◆ Raw data:
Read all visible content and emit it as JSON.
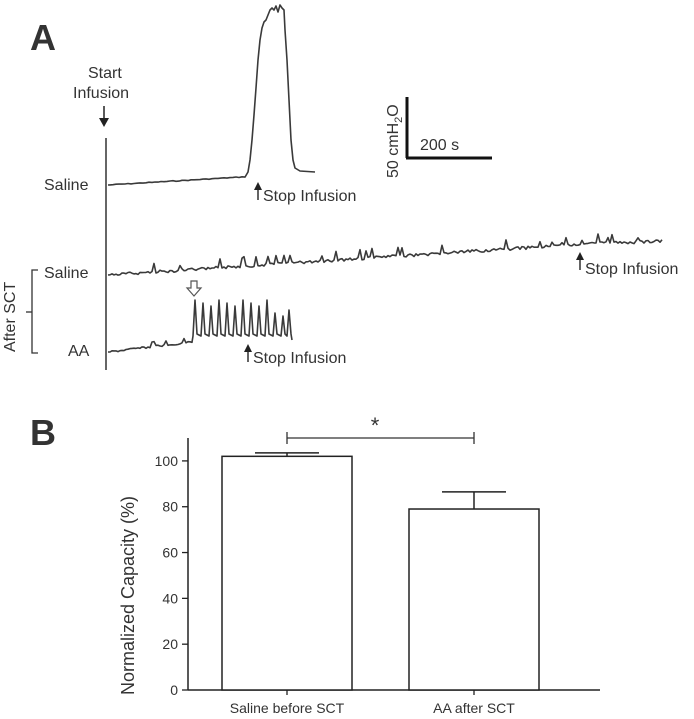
{
  "panel_a": {
    "letter": "A",
    "start_label_1": "Start",
    "start_label_2": "Infusion",
    "trace_labels": [
      "Saline",
      "Saline",
      "AA"
    ],
    "group_label": "After SCT",
    "stop_label": "Stop Infusion",
    "scale_y_label": "50 cmH",
    "scale_y_sub": "2",
    "scale_y_end": "O",
    "scale_x_label": "200 s"
  },
  "panel_b": {
    "letter": "B",
    "significance": "*"
  },
  "chart_data": {
    "type": "bar",
    "categories": [
      "Saline before SCT",
      "AA after SCT"
    ],
    "values": [
      102,
      79
    ],
    "error": [
      1.5,
      7.5
    ],
    "ylabel": "Normalized Capacity (%)",
    "xlabel": "",
    "ylim": [
      0,
      110
    ],
    "yticks": [
      0,
      20,
      40,
      60,
      80,
      100
    ],
    "bar_color": "#ffffff",
    "edge_color": "#222222"
  }
}
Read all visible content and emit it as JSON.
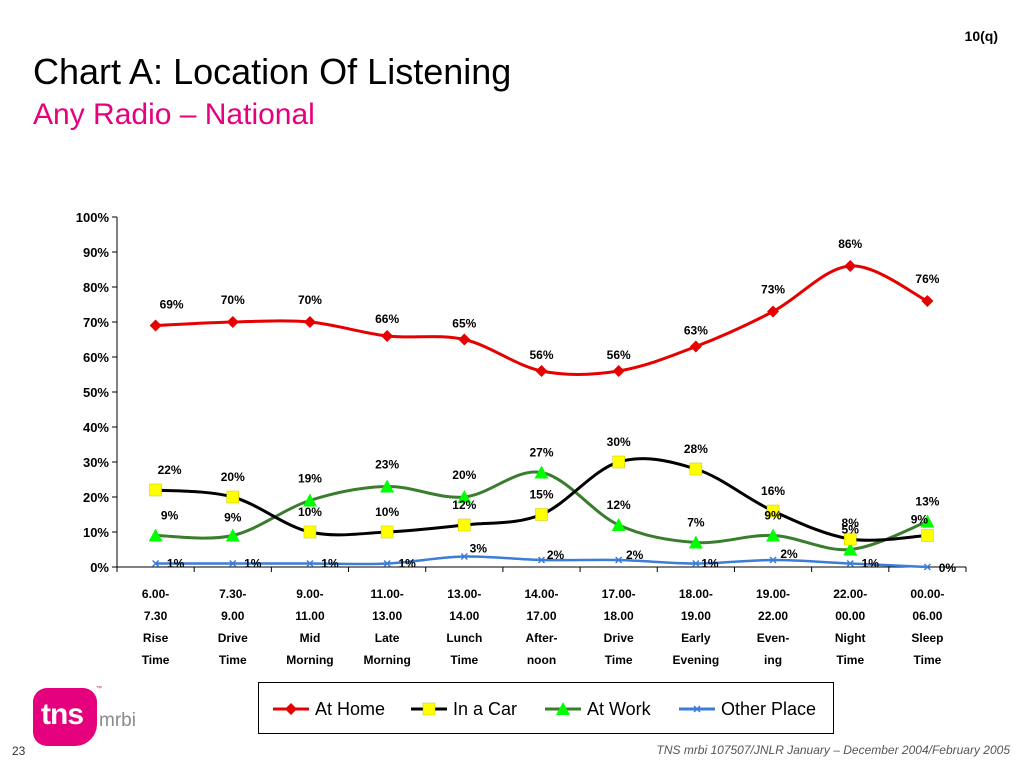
{
  "slide_code": "10(q)",
  "title": "Chart A:  Location Of Listening",
  "subtitle": "Any Radio – National",
  "logo": {
    "text": "tns",
    "tm": "™",
    "sub": "mrbi"
  },
  "page_number": "23",
  "footer": "TNS mrbi 107507/JNLR January – December 2004/February 2005",
  "colors": {
    "title": "#000000",
    "subtitle": "#e5007e"
  },
  "chart_data": {
    "type": "line",
    "categories": [
      [
        "6.00-",
        "7.30",
        "Rise",
        "Time"
      ],
      [
        "7.30-",
        "9.00",
        "Drive",
        "Time"
      ],
      [
        "9.00-",
        "11.00",
        "Mid",
        "Morning"
      ],
      [
        "11.00-",
        "13.00",
        "Late",
        "Morning"
      ],
      [
        "13.00-",
        "14.00",
        "Lunch",
        "Time"
      ],
      [
        "14.00-",
        "17.00",
        "After-",
        "noon"
      ],
      [
        "17.00-",
        "18.00",
        "Drive",
        "Time"
      ],
      [
        "18.00-",
        "19.00",
        "Early",
        "Evening"
      ],
      [
        "19.00-",
        "22.00",
        "Even-",
        "ing"
      ],
      [
        "22.00-",
        "00.00",
        "Night",
        "Time"
      ],
      [
        "00.00-",
        "06.00",
        "Sleep",
        "Time"
      ]
    ],
    "y_ticks": [
      "0%",
      "10%",
      "20%",
      "30%",
      "40%",
      "50%",
      "60%",
      "70%",
      "80%",
      "90%",
      "100%"
    ],
    "ylim": [
      0,
      100
    ],
    "grid": false,
    "legend_position": "bottom",
    "series": [
      {
        "name": "At Home",
        "color": "#e60000",
        "marker": "diamond",
        "values": [
          69,
          70,
          70,
          66,
          65,
          56,
          56,
          63,
          73,
          86,
          76
        ]
      },
      {
        "name": "In a Car",
        "color": "#000000",
        "marker": "square",
        "marker_color": "#ffff00",
        "values": [
          22,
          20,
          10,
          10,
          12,
          15,
          30,
          28,
          16,
          8,
          9
        ]
      },
      {
        "name": "At Work",
        "color": "#3a7d2e",
        "marker": "triangle",
        "marker_color": "#00ff00",
        "values": [
          9,
          9,
          19,
          23,
          20,
          27,
          12,
          7,
          9,
          5,
          13
        ]
      },
      {
        "name": "Other Place",
        "color": "#3b7dd8",
        "marker": "x",
        "values": [
          1,
          1,
          1,
          1,
          3,
          2,
          2,
          1,
          2,
          1,
          0
        ]
      }
    ],
    "data_labels": [
      [
        "69%",
        "70%",
        "70%",
        "66%",
        "65%",
        "56%",
        "56%",
        "63%",
        "73%",
        "86%",
        "76%"
      ],
      [
        "22%",
        "20%",
        "10%",
        "10%",
        "12%",
        "15%",
        "30%",
        "28%",
        "16%",
        "8%",
        "9%"
      ],
      [
        "9%",
        "9%",
        "19%",
        "23%",
        "20%",
        "27%",
        "12%",
        "7%",
        "9%",
        "5%",
        "13%"
      ],
      [
        "1%",
        "1%",
        "1%",
        "1%",
        "3%",
        "2%",
        "2%",
        "1%",
        "2%",
        "1%",
        "0%"
      ]
    ]
  }
}
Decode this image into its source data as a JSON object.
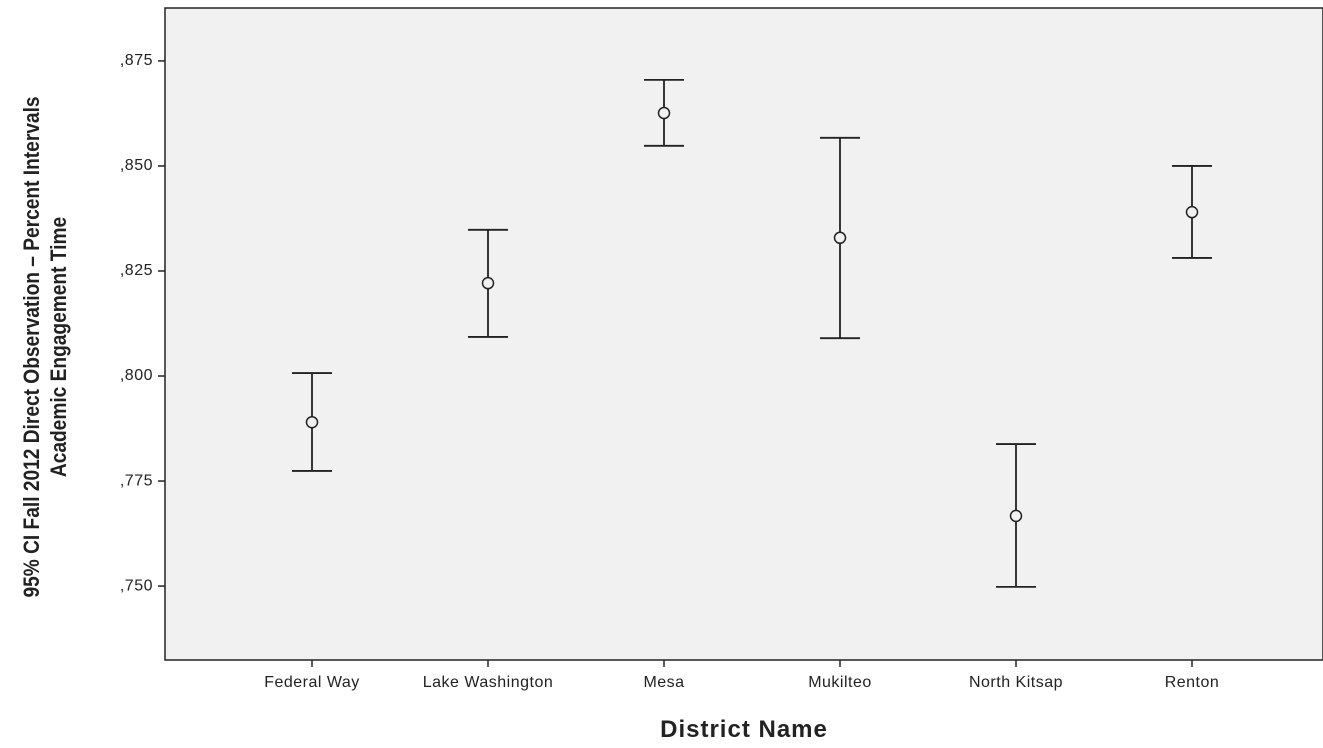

◆ What is required: Leave the pictures out and reproduce each record exactly as written.

◆ Answer to this exercise:
Read all visible content and emit it as JSON.
{
  "panel_a": {
    "letter": "A",
    "start_label_1": "Start",
    "start_label_2": "Infusion",
    "trace_labels": [
      "Saline",
      "Saline",
      "AA"
    ],
    "group_label": "After SCT",
    "stop_label": "Stop Infusion",
    "scale_y_label": "50 cmH",
    "scale_y_sub": "2",
    "scale_y_end": "O",
    "scale_x_label": "200 s"
  },
  "panel_b": {
    "letter": "B",
    "significance": "*"
  },
  "chart_data": {
    "type": "bar",
    "categories": [
      "Saline before SCT",
      "AA after SCT"
    ],
    "values": [
      102,
      79
    ],
    "error": [
      1.5,
      7.5
    ],
    "ylabel": "Normalized Capacity (%)",
    "xlabel": "",
    "ylim": [
      0,
      110
    ],
    "yticks": [
      0,
      20,
      40,
      60,
      80,
      100
    ],
    "bar_color": "#ffffff",
    "edge_color": "#222222"
  }
}
Read all visible content and emit it as JSON.
{
  "slide_code": "10(q)",
  "title": "Chart A:  Location Of Listening",
  "subtitle": "Any Radio – National",
  "logo": {
    "text": "tns",
    "tm": "™",
    "sub": "mrbi"
  },
  "page_number": "23",
  "footer": "TNS mrbi 107507/JNLR January – December 2004/February 2005",
  "colors": {
    "title": "#000000",
    "subtitle": "#e5007e"
  },
  "chart_data": {
    "type": "line",
    "categories": [
      [
        "6.00-",
        "7.30",
        "Rise",
        "Time"
      ],
      [
        "7.30-",
        "9.00",
        "Drive",
        "Time"
      ],
      [
        "9.00-",
        "11.00",
        "Mid",
        "Morning"
      ],
      [
        "11.00-",
        "13.00",
        "Late",
        "Morning"
      ],
      [
        "13.00-",
        "14.00",
        "Lunch",
        "Time"
      ],
      [
        "14.00-",
        "17.00",
        "After-",
        "noon"
      ],
      [
        "17.00-",
        "18.00",
        "Drive",
        "Time"
      ],
      [
        "18.00-",
        "19.00",
        "Early",
        "Evening"
      ],
      [
        "19.00-",
        "22.00",
        "Even-",
        "ing"
      ],
      [
        "22.00-",
        "00.00",
        "Night",
        "Time"
      ],
      [
        "00.00-",
        "06.00",
        "Sleep",
        "Time"
      ]
    ],
    "y_ticks": [
      "0%",
      "10%",
      "20%",
      "30%",
      "40%",
      "50%",
      "60%",
      "70%",
      "80%",
      "90%",
      "100%"
    ],
    "ylim": [
      0,
      100
    ],
    "grid": false,
    "legend_position": "bottom",
    "series": [
      {
        "name": "At Home",
        "color": "#e60000",
        "marker": "diamond",
        "values": [
          69,
          70,
          70,
          66,
          65,
          56,
          56,
          63,
          73,
          86,
          76
        ]
      },
      {
        "name": "In a Car",
        "color": "#000000",
        "marker": "square",
        "marker_color": "#ffff00",
        "values": [
          22,
          20,
          10,
          10,
          12,
          15,
          30,
          28,
          16,
          8,
          9
        ]
      },
      {
        "name": "At Work",
        "color": "#3a7d2e",
        "marker": "triangle",
        "marker_color": "#00ff00",
        "values": [
          9,
          9,
          19,
          23,
          20,
          27,
          12,
          7,
          9,
          5,
          13
        ]
      },
      {
        "name": "Other Place",
        "color": "#3b7dd8",
        "marker": "x",
        "values": [
          1,
          1,
          1,
          1,
          3,
          2,
          2,
          1,
          2,
          1,
          0
        ]
      }
    ],
    "data_labels": [
      [
        "69%",
        "70%",
        "70%",
        "66%",
        "65%",
        "56%",
        "56%",
        "63%",
        "73%",
        "86%",
        "76%"
      ],
      [
        "22%",
        "20%",
        "10%",
        "10%",
        "12%",
        "15%",
        "30%",
        "28%",
        "16%",
        "8%",
        "9%"
      ],
      [
        "9%",
        "9%",
        "19%",
        "23%",
        "20%",
        "27%",
        "12%",
        "7%",
        "9%",
        "5%",
        "13%"
      ],
      [
        "1%",
        "1%",
        "1%",
        "1%",
        "3%",
        "2%",
        "2%",
        "1%",
        "2%",
        "1%",
        "0%"
      ]
    ]
  }
}
Decode this image into its source data as a JSON object.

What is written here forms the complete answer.